Would you transcribe the listing that follows, character for character, and omit its images?

(Stored data entries)
+---+
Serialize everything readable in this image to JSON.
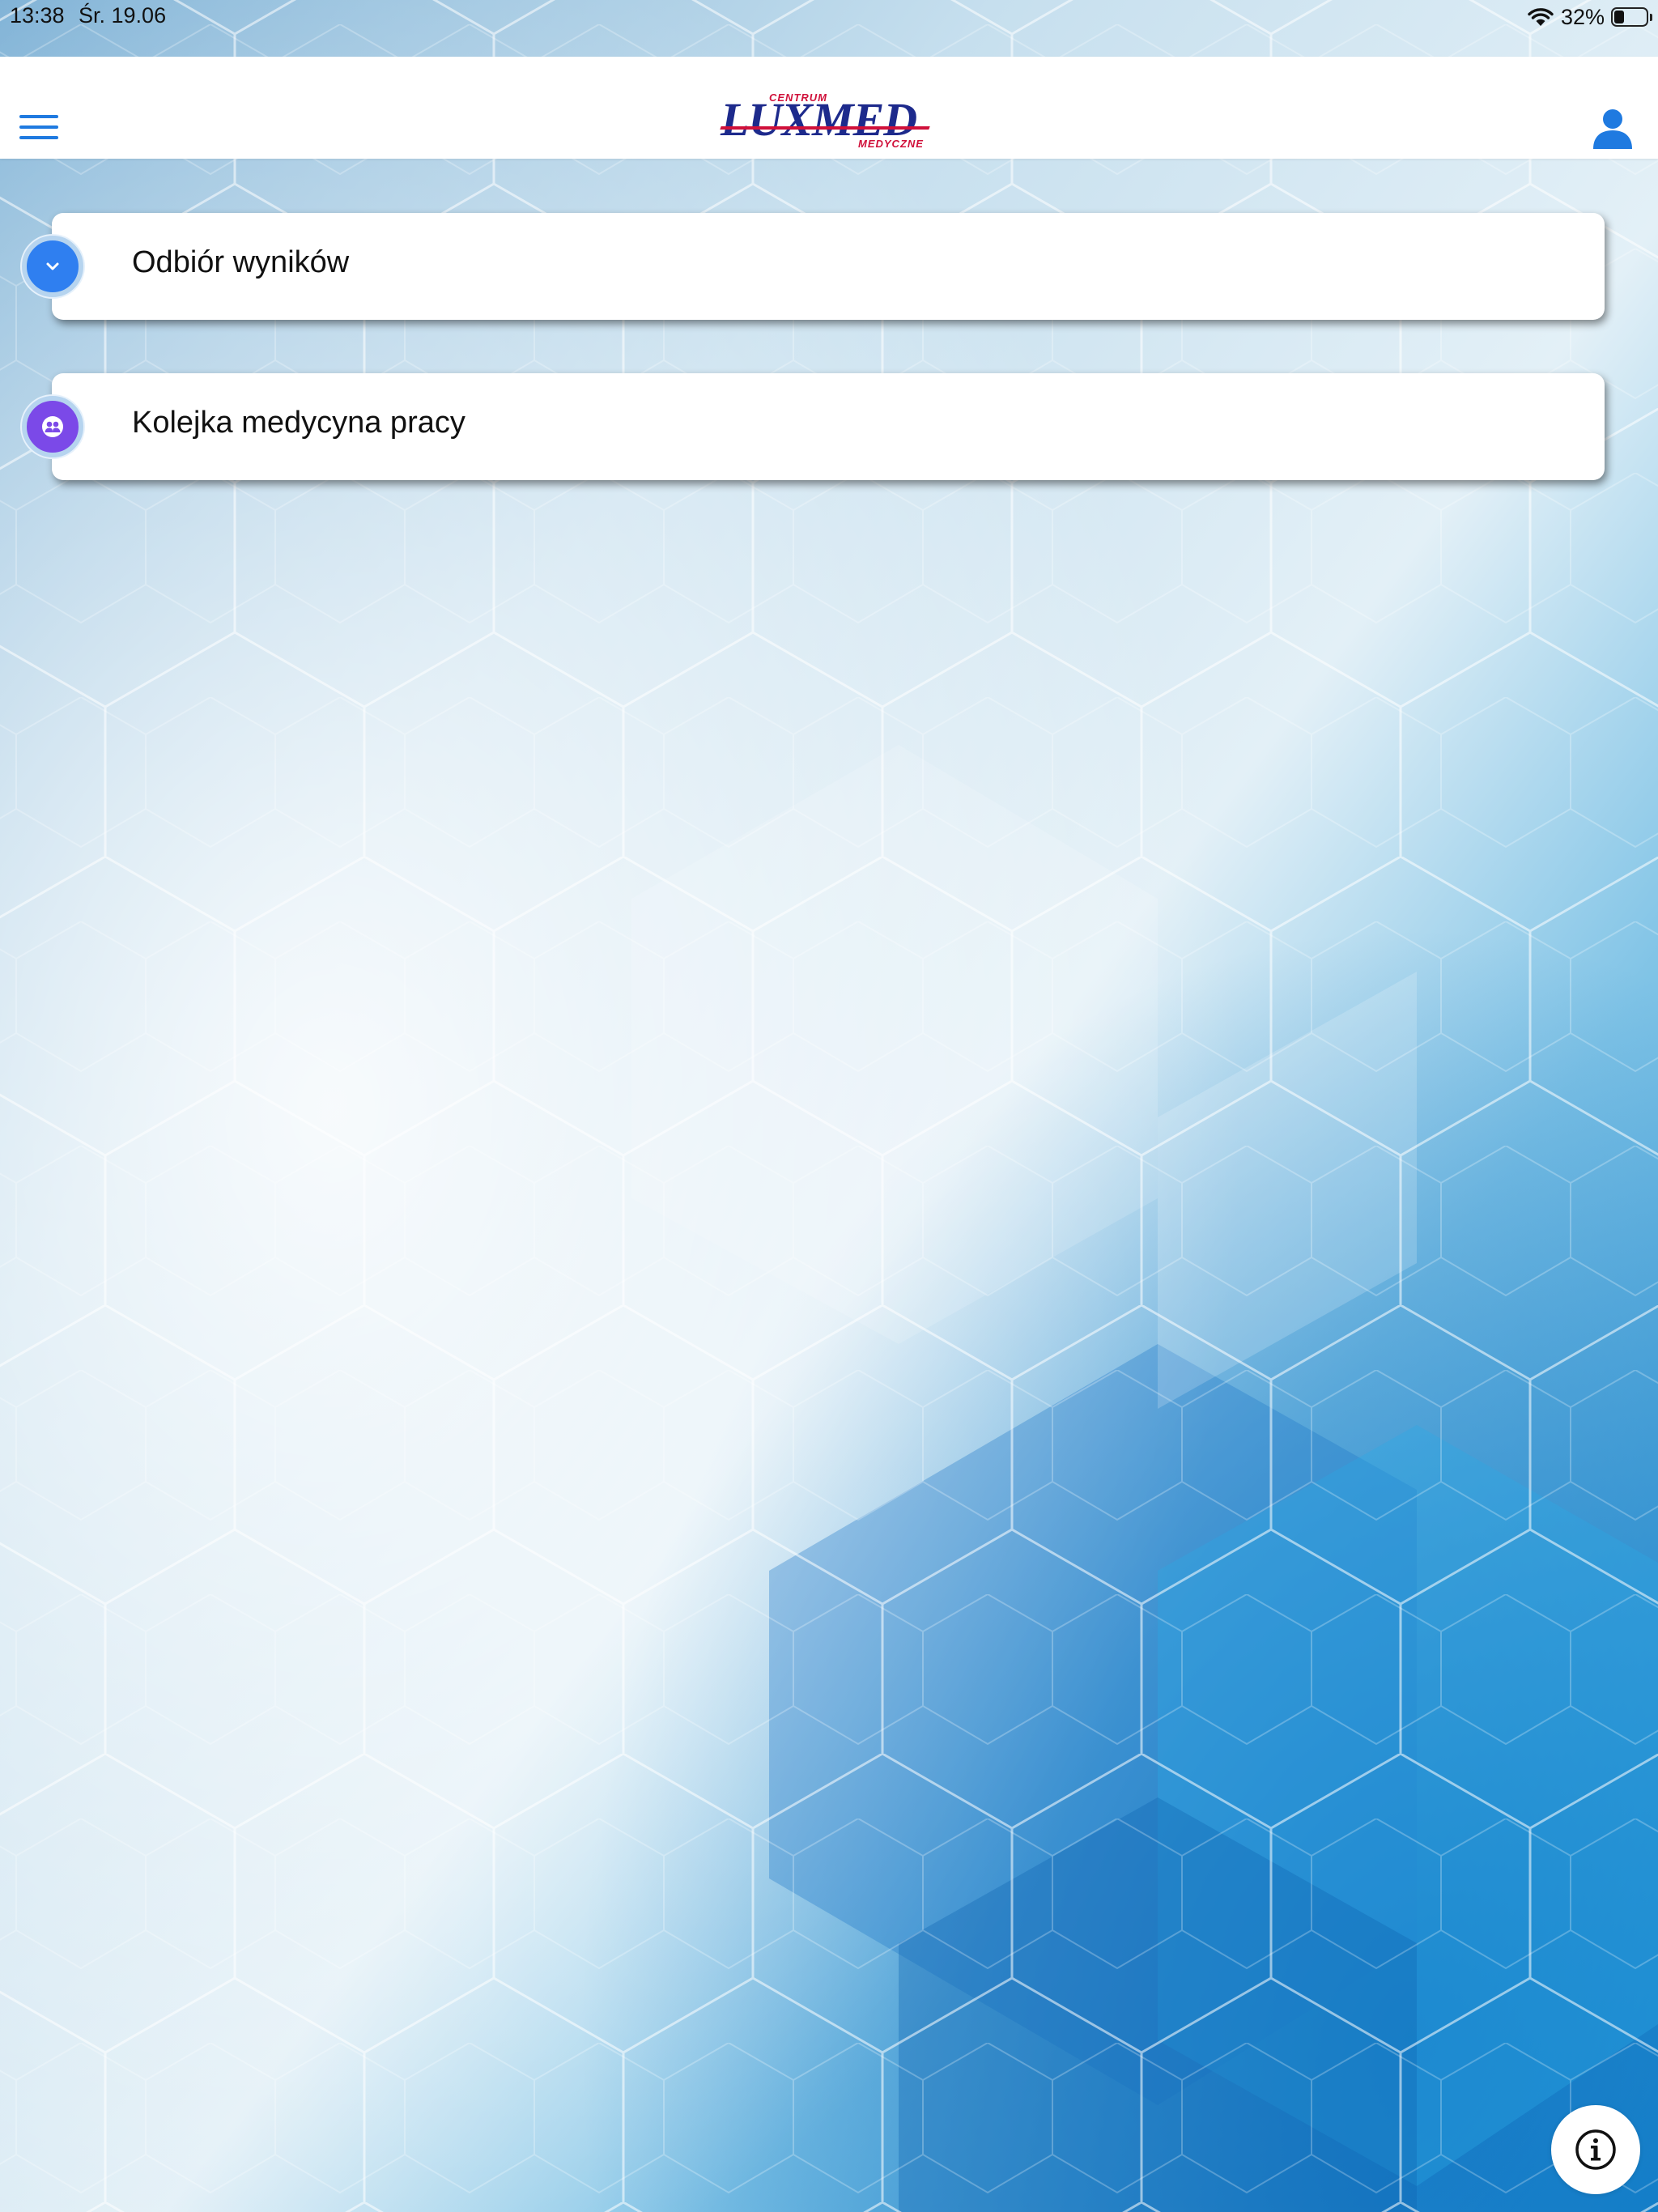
{
  "status_bar": {
    "time": "13:38",
    "date": "Śr. 19.06",
    "battery": "32%",
    "battery_level": 0.32
  },
  "header": {
    "logo_top": "CENTRUM",
    "logo_main": "LUXMED",
    "logo_bottom": "MEDYCZNE",
    "menu_icon": "hamburger-menu-icon",
    "profile_icon": "user-profile-icon"
  },
  "menu": {
    "items": [
      {
        "label": "Odbiór wyników",
        "icon": "chevron-down-icon",
        "color": "#2f7ff0"
      },
      {
        "label": "Kolejka medycyna pracy",
        "icon": "people-icon",
        "color": "#7b49e8"
      }
    ]
  },
  "footer": {
    "info_icon": "info-icon"
  },
  "colors": {
    "accent_blue": "#1f7ae0",
    "logo_navy": "#1d2a8c",
    "logo_red": "#d0103a"
  }
}
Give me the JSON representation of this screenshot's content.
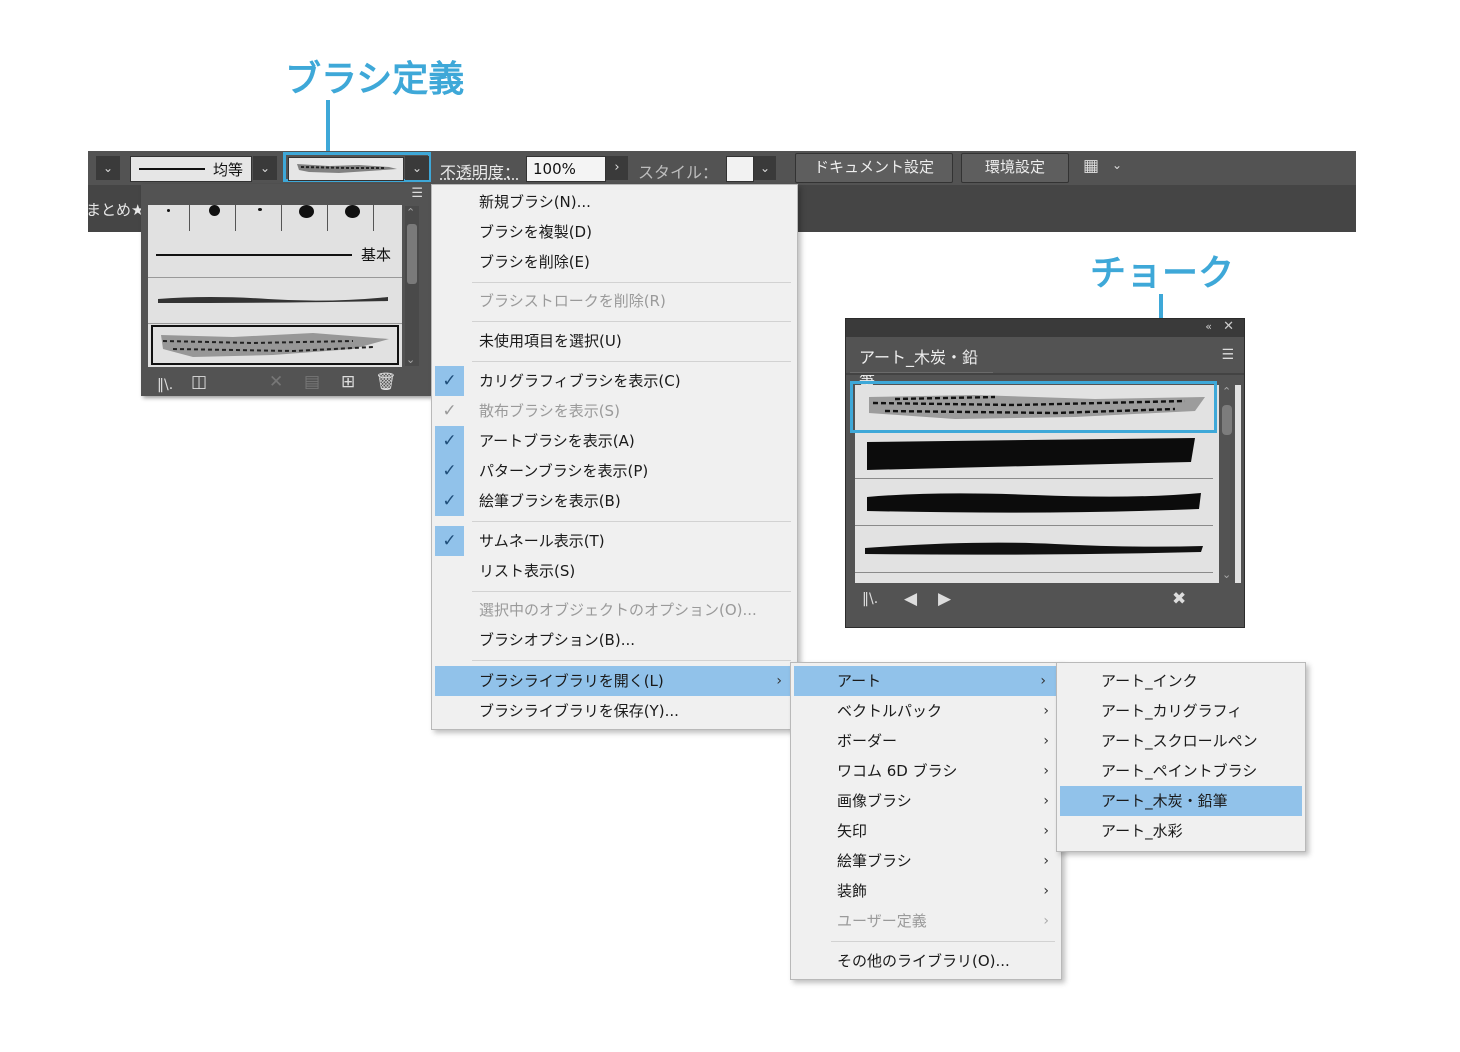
{
  "callouts": {
    "brush_definition": "ブラシ定義",
    "chalk": "チョーク"
  },
  "colors": {
    "accent": "#3ea8d8",
    "menu_highlight": "#91c2ea",
    "toolbar_bg": "#535353"
  },
  "toolbar": {
    "stroke_profile_label": "均等",
    "opacity_label": "不透明度：",
    "opacity_value": "100%",
    "style_label": "スタイル：",
    "document_setup": "ドキュメント設定",
    "preferences": "環境設定",
    "partial_text": "まとめ★"
  },
  "brush_popover": {
    "basic_label": "基本",
    "footer_icons": [
      "brush-library-icon",
      "place-brush-icon",
      "remove-stroke-icon",
      "brush-options-icon",
      "new-brush-icon",
      "delete-brush-icon"
    ]
  },
  "main_menu": {
    "items": [
      {
        "label": "新規ブラシ(N)..."
      },
      {
        "label": "ブラシを複製(D)"
      },
      {
        "label": "ブラシを削除(E)"
      },
      {
        "label": "ブラシストロークを削除(R)"
      },
      {
        "label": "未使用項目を選択(U)"
      },
      {
        "label": "カリグラフィブラシを表示(C)"
      },
      {
        "label": "散布ブラシを表示(S)"
      },
      {
        "label": "アートブラシを表示(A)"
      },
      {
        "label": "パターンブラシを表示(P)"
      },
      {
        "label": "絵筆ブラシを表示(B)"
      },
      {
        "label": "サムネール表示(T)"
      },
      {
        "label": "リスト表示(S)"
      },
      {
        "label": "選択中のオブジェクトのオプション(O)..."
      },
      {
        "label": "ブラシオプション(B)..."
      },
      {
        "label": "ブラシライブラリを開く(L)"
      },
      {
        "label": "ブラシライブラリを保存(Y)..."
      }
    ]
  },
  "library_menu": {
    "items": [
      {
        "label": "アート"
      },
      {
        "label": "ベクトルパック"
      },
      {
        "label": "ボーダー"
      },
      {
        "label": "ワコム 6D ブラシ"
      },
      {
        "label": "画像ブラシ"
      },
      {
        "label": "矢印"
      },
      {
        "label": "絵筆ブラシ"
      },
      {
        "label": "装飾"
      },
      {
        "label": "ユーザー定義"
      },
      {
        "label": "その他のライブラリ(O)..."
      }
    ]
  },
  "art_menu": {
    "items": [
      {
        "label": "アート_インク"
      },
      {
        "label": "アート_カリグラフィ"
      },
      {
        "label": "アート_スクロールペン"
      },
      {
        "label": "アート_ペイントブラシ"
      },
      {
        "label": "アート_木炭・鉛筆"
      },
      {
        "label": "アート_水彩"
      }
    ]
  },
  "chalk_panel": {
    "tab_label": "アート_木炭・鉛筆"
  }
}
+---+
- _Response below_:
Serialize everything readable in this image to JSON.
{
  "status_bar": {
    "time": "13:38",
    "date": "Śr. 19.06",
    "battery": "32%",
    "battery_level": 0.32
  },
  "header": {
    "logo_top": "CENTRUM",
    "logo_main": "LUXMED",
    "logo_bottom": "MEDYCZNE",
    "menu_icon": "hamburger-menu-icon",
    "profile_icon": "user-profile-icon"
  },
  "menu": {
    "items": [
      {
        "label": "Odbiór wyników",
        "icon": "chevron-down-icon",
        "color": "#2f7ff0"
      },
      {
        "label": "Kolejka medycyna pracy",
        "icon": "people-icon",
        "color": "#7b49e8"
      }
    ]
  },
  "footer": {
    "info_icon": "info-icon"
  },
  "colors": {
    "accent_blue": "#1f7ae0",
    "logo_navy": "#1d2a8c",
    "logo_red": "#d0103a"
  }
}
Give me the JSON representation of this screenshot's content.
{
  "callouts": {
    "brush_definition": "ブラシ定義",
    "chalk": "チョーク"
  },
  "colors": {
    "accent": "#3ea8d8",
    "menu_highlight": "#91c2ea",
    "toolbar_bg": "#535353"
  },
  "toolbar": {
    "stroke_profile_label": "均等",
    "opacity_label": "不透明度：",
    "opacity_value": "100%",
    "style_label": "スタイル：",
    "document_setup": "ドキュメント設定",
    "preferences": "環境設定",
    "partial_text": "まとめ★"
  },
  "brush_popover": {
    "basic_label": "基本",
    "footer_icons": [
      "brush-library-icon",
      "place-brush-icon",
      "remove-stroke-icon",
      "brush-options-icon",
      "new-brush-icon",
      "delete-brush-icon"
    ]
  },
  "main_menu": {
    "items": [
      {
        "label": "新規ブラシ(N)..."
      },
      {
        "label": "ブラシを複製(D)"
      },
      {
        "label": "ブラシを削除(E)"
      },
      {
        "label": "ブラシストロークを削除(R)"
      },
      {
        "label": "未使用項目を選択(U)"
      },
      {
        "label": "カリグラフィブラシを表示(C)"
      },
      {
        "label": "散布ブラシを表示(S)"
      },
      {
        "label": "アートブラシを表示(A)"
      },
      {
        "label": "パターンブラシを表示(P)"
      },
      {
        "label": "絵筆ブラシを表示(B)"
      },
      {
        "label": "サムネール表示(T)"
      },
      {
        "label": "リスト表示(S)"
      },
      {
        "label": "選択中のオブジェクトのオプション(O)..."
      },
      {
        "label": "ブラシオプション(B)..."
      },
      {
        "label": "ブラシライブラリを開く(L)"
      },
      {
        "label": "ブラシライブラリを保存(Y)..."
      }
    ]
  },
  "library_menu": {
    "items": [
      {
        "label": "アート"
      },
      {
        "label": "ベクトルパック"
      },
      {
        "label": "ボーダー"
      },
      {
        "label": "ワコム 6D ブラシ"
      },
      {
        "label": "画像ブラシ"
      },
      {
        "label": "矢印"
      },
      {
        "label": "絵筆ブラシ"
      },
      {
        "label": "装飾"
      },
      {
        "label": "ユーザー定義"
      },
      {
        "label": "その他のライブラリ(O)..."
      }
    ]
  },
  "art_menu": {
    "items": [
      {
        "label": "アート_インク"
      },
      {
        "label": "アート_カリグラフィ"
      },
      {
        "label": "アート_スクロールペン"
      },
      {
        "label": "アート_ペイントブラシ"
      },
      {
        "label": "アート_木炭・鉛筆"
      },
      {
        "label": "アート_水彩"
      }
    ]
  },
  "chalk_panel": {
    "tab_label": "アート_木炭・鉛筆"
  }
}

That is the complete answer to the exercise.